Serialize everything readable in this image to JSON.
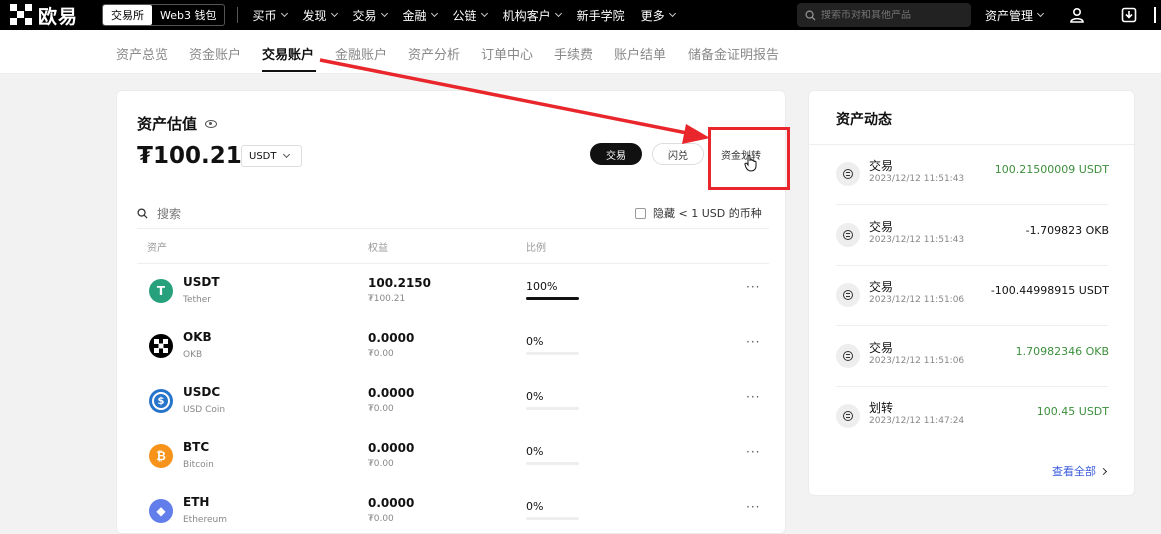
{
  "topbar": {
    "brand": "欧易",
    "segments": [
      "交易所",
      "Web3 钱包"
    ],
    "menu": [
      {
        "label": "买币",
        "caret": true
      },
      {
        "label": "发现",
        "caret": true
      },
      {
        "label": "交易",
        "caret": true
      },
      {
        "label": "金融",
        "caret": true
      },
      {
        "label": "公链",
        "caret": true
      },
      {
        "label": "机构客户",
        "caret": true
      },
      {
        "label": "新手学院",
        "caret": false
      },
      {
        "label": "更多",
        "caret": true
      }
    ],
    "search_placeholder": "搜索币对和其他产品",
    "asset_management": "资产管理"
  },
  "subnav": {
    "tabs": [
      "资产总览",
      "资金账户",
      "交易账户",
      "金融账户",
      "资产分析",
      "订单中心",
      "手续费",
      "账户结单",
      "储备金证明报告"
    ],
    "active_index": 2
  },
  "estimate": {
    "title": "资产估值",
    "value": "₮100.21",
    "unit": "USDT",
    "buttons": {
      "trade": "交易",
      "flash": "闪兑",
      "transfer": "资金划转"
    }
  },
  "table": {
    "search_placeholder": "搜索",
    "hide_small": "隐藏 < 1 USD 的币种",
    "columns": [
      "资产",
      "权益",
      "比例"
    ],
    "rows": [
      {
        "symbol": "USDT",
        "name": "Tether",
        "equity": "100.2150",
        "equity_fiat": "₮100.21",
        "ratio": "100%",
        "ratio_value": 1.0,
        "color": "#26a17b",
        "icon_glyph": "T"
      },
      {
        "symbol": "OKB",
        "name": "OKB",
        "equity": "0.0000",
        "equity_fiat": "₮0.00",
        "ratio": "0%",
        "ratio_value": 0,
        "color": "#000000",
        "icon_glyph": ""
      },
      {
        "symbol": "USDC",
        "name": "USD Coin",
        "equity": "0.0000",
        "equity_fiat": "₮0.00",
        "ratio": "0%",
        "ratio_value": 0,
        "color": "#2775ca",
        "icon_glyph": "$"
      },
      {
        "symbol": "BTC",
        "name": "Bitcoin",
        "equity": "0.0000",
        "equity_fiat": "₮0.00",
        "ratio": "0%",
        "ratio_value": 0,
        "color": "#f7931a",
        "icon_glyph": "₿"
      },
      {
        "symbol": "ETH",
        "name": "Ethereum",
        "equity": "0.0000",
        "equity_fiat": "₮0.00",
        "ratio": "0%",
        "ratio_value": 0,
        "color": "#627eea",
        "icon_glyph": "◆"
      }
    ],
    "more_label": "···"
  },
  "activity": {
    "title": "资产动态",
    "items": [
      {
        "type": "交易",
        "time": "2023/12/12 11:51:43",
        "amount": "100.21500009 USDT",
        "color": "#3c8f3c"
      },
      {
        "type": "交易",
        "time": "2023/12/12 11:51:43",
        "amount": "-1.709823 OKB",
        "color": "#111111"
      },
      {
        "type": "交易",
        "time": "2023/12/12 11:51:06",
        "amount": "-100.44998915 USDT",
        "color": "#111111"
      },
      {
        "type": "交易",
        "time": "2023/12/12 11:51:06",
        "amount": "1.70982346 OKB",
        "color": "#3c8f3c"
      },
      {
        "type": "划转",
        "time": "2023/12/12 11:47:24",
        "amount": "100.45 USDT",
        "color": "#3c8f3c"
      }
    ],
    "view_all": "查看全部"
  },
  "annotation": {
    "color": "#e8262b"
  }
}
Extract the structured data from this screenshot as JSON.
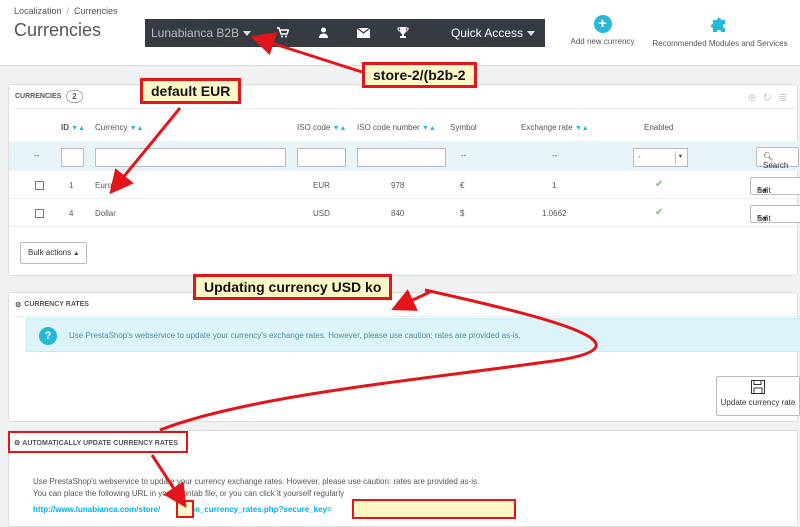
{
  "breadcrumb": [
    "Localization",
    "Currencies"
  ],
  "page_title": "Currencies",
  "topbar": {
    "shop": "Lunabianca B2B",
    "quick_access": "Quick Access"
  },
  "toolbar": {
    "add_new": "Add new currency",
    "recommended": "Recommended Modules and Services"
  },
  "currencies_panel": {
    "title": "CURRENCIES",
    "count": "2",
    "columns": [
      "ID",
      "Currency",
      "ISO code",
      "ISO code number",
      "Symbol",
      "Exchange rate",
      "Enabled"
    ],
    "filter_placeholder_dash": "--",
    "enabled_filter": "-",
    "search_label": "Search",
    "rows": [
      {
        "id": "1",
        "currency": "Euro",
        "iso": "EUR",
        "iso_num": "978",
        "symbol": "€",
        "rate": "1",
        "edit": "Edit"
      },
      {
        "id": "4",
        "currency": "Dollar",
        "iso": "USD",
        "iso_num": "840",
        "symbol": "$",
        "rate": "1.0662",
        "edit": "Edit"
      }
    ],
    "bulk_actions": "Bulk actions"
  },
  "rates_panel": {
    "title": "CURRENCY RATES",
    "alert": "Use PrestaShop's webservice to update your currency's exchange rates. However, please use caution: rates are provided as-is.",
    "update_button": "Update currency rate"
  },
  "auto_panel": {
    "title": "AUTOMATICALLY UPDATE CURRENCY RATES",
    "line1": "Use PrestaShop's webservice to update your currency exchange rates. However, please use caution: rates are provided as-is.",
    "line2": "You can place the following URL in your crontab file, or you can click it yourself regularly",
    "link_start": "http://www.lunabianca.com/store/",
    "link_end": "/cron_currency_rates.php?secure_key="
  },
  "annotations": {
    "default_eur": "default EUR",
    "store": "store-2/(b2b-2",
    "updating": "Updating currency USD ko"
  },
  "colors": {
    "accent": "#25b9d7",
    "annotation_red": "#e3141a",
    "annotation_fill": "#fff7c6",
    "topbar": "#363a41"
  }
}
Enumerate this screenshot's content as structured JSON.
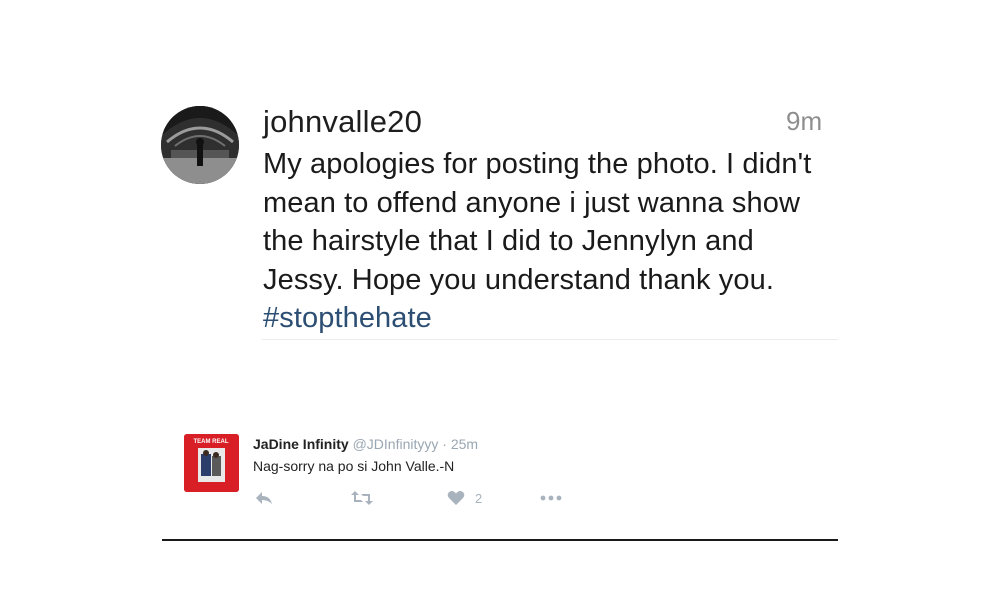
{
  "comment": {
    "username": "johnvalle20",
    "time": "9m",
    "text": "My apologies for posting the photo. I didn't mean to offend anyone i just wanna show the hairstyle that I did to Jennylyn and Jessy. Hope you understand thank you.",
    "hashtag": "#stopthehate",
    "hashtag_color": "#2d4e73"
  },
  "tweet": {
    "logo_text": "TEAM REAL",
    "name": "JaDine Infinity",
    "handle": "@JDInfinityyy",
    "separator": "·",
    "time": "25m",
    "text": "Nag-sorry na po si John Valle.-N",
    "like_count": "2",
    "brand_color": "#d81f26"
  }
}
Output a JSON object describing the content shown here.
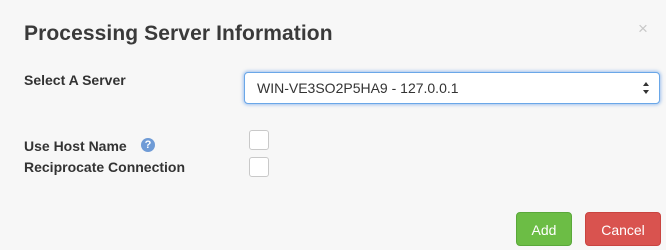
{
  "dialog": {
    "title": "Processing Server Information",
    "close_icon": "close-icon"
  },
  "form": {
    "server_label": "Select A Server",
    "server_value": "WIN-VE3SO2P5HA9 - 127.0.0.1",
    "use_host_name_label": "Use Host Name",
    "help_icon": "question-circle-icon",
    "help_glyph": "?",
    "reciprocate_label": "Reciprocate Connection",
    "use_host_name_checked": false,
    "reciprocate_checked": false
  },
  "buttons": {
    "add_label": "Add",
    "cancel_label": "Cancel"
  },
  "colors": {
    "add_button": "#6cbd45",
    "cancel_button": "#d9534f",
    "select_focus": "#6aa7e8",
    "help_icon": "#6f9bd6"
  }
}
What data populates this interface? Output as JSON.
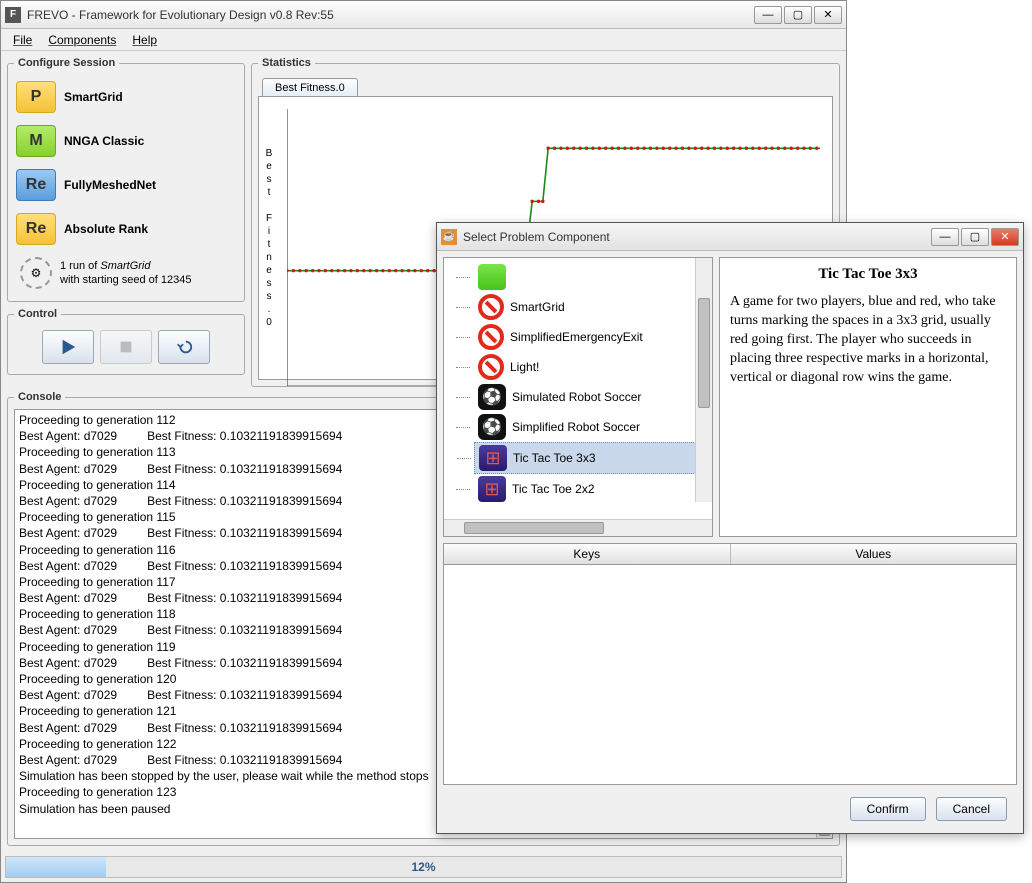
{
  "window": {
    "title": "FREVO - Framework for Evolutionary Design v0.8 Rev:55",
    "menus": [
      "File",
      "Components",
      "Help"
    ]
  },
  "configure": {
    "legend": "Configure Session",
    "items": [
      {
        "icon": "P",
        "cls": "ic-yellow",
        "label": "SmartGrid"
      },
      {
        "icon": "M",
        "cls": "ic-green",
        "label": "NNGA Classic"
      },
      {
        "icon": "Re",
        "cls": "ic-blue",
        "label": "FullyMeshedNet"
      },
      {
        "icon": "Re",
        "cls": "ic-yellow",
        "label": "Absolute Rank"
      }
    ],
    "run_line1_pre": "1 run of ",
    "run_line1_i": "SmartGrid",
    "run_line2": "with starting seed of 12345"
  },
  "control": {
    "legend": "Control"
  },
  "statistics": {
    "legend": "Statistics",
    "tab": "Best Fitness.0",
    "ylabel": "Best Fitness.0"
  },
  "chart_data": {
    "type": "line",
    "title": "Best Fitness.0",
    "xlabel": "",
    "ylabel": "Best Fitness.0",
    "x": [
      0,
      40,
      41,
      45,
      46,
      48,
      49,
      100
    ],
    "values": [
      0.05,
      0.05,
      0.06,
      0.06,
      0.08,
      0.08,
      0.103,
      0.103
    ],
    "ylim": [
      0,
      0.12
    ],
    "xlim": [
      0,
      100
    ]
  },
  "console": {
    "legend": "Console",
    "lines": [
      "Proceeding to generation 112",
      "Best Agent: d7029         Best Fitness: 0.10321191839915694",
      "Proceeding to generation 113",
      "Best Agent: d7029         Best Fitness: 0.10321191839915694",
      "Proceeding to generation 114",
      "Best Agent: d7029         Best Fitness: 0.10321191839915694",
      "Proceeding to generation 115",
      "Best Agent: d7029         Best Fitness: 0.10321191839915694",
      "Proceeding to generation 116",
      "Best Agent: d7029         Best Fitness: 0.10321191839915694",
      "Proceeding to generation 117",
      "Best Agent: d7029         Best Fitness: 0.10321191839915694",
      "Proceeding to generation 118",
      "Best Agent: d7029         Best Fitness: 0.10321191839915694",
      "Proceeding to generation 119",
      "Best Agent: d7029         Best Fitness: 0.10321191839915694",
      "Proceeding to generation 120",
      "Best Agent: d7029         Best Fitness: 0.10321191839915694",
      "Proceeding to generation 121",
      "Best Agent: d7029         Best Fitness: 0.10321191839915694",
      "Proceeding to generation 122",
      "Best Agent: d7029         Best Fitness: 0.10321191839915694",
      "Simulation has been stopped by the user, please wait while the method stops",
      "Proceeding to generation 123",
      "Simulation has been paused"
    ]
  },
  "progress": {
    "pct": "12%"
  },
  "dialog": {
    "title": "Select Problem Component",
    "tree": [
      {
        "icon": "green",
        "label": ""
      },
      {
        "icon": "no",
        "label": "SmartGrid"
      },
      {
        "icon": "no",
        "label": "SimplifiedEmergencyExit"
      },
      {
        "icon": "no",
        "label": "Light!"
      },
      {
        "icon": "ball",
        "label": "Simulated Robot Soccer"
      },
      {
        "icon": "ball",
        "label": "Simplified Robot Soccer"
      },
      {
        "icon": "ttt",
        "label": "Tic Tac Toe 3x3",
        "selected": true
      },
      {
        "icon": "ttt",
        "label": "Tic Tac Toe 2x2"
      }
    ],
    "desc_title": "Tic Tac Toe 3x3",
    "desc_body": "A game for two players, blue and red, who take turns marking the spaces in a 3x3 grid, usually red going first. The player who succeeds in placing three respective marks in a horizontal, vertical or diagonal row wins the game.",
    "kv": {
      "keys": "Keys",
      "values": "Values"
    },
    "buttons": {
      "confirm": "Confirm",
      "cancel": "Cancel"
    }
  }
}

Your task
Check each line of the entries above for the word "provided". List the ones that have it.

Complete response
    "alert": "Use PrestaShop's webservice to update your currency's exchange rates. However, please use caution: rates are provided as-is.",
    "line1": "Use PrestaShop's webservice to update your currency exchange rates. However, please use caution: rates are provided as-is.",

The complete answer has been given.